■ Task instructions:
In the entries below, count each line holding the word "image". Answer with the total alone.

■ Items:
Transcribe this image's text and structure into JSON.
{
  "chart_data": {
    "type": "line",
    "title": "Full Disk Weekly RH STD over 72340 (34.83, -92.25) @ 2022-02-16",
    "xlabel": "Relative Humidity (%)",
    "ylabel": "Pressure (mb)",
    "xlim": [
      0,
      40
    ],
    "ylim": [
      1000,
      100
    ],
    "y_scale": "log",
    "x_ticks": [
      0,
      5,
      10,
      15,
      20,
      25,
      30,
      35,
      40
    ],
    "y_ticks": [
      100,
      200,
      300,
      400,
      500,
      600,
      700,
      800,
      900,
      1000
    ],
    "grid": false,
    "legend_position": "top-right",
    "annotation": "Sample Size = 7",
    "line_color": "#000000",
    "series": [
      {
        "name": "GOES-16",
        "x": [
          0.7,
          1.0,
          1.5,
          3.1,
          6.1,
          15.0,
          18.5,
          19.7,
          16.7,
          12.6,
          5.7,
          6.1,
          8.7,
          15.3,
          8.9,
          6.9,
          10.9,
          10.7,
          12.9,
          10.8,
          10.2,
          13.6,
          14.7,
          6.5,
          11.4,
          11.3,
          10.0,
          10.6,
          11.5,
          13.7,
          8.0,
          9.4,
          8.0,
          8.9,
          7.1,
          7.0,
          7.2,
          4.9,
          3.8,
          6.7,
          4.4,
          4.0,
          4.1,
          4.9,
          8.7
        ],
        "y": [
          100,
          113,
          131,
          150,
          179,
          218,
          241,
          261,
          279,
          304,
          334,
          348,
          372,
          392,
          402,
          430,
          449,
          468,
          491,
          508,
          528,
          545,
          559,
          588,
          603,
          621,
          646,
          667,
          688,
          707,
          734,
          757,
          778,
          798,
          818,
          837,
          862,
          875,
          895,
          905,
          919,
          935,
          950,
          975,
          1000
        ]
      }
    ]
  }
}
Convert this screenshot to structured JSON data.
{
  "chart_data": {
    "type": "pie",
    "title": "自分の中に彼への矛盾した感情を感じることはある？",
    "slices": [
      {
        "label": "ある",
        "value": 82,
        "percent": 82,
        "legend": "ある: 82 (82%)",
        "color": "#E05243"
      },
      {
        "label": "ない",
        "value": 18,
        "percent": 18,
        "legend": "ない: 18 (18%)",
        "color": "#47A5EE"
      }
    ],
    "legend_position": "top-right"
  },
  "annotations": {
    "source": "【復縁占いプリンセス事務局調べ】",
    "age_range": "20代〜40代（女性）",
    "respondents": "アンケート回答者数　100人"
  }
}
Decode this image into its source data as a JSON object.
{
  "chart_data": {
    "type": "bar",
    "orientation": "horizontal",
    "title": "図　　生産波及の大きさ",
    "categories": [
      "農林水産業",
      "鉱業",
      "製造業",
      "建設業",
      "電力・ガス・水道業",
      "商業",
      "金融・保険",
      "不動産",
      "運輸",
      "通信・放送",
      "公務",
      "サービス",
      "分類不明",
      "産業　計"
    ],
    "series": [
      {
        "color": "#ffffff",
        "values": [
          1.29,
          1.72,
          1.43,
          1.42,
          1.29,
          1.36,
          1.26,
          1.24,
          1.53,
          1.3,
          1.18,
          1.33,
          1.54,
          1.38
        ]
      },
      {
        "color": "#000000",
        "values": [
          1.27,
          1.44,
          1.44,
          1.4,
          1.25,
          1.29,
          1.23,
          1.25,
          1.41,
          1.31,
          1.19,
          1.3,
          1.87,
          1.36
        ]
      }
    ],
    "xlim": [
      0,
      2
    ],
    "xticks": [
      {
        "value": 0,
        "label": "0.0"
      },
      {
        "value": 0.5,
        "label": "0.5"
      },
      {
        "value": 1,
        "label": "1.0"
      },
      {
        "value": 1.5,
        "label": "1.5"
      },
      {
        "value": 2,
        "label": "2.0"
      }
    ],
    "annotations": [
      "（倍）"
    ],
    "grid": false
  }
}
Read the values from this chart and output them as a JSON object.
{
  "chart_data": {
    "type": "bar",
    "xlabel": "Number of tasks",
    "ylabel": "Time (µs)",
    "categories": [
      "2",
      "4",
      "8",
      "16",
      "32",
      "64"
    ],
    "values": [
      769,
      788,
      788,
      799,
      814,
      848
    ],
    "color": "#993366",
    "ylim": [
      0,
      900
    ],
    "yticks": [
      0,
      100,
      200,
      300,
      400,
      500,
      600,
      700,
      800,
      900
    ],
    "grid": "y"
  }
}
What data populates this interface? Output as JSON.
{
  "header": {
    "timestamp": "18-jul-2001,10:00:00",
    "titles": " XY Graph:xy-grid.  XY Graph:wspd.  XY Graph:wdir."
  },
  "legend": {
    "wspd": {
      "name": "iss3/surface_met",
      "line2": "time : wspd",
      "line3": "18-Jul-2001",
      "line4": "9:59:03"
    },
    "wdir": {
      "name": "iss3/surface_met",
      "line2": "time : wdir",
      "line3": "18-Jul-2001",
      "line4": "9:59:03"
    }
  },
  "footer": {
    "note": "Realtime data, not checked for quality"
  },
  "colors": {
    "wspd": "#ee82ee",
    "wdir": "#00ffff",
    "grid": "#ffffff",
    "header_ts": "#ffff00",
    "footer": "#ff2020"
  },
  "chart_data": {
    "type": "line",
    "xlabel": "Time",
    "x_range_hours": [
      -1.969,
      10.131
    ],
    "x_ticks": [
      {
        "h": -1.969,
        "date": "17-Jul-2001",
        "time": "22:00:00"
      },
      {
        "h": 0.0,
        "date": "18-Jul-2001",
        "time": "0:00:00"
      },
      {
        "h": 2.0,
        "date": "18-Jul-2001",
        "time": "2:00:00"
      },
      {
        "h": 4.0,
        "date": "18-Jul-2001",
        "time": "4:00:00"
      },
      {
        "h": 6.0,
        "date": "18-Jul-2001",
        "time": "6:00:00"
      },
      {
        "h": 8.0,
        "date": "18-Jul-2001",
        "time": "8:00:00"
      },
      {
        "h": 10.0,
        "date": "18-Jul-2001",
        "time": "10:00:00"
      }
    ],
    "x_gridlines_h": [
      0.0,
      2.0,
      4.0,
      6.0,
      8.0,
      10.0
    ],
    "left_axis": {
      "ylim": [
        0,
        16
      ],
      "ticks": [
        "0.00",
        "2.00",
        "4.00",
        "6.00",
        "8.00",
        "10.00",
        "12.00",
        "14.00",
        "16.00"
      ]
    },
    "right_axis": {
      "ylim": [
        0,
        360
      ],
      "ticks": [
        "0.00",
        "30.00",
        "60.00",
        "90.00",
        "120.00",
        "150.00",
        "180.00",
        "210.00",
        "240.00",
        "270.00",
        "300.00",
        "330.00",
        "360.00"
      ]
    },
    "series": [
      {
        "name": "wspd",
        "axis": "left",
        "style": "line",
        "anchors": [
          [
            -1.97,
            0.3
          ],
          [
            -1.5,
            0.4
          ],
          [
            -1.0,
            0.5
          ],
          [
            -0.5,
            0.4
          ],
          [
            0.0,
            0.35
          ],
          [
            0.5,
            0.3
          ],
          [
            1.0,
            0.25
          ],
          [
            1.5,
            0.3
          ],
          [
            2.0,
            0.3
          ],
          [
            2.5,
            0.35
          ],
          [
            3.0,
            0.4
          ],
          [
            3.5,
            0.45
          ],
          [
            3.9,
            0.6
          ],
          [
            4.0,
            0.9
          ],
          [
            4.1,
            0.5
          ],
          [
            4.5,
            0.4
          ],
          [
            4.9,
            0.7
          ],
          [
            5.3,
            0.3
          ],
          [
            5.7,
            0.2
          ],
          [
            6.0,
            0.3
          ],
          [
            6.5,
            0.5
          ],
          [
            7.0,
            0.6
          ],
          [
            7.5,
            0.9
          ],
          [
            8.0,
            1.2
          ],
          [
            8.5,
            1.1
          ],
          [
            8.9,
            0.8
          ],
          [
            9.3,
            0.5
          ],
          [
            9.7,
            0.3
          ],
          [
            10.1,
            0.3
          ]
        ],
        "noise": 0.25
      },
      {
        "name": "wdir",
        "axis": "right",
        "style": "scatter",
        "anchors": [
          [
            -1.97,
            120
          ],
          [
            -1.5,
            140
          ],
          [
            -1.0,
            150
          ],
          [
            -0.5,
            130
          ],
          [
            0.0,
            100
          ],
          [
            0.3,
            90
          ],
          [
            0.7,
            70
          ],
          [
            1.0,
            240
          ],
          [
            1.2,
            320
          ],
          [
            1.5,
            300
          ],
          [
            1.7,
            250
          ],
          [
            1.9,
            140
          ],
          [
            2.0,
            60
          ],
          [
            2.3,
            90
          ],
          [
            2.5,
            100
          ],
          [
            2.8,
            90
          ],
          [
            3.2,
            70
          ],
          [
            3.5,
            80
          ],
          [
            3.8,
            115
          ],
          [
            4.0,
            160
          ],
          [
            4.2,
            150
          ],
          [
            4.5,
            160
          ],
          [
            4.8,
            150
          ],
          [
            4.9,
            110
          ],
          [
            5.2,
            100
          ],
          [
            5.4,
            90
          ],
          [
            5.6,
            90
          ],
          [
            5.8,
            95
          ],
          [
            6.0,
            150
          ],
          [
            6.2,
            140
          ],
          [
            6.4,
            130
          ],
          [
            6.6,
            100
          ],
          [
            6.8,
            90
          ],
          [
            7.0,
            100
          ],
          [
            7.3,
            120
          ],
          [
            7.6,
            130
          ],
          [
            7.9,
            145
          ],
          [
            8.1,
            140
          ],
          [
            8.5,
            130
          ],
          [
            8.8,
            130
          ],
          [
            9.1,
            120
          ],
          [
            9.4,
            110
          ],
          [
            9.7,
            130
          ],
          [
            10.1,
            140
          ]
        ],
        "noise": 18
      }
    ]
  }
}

■ Solution to this exercise:
2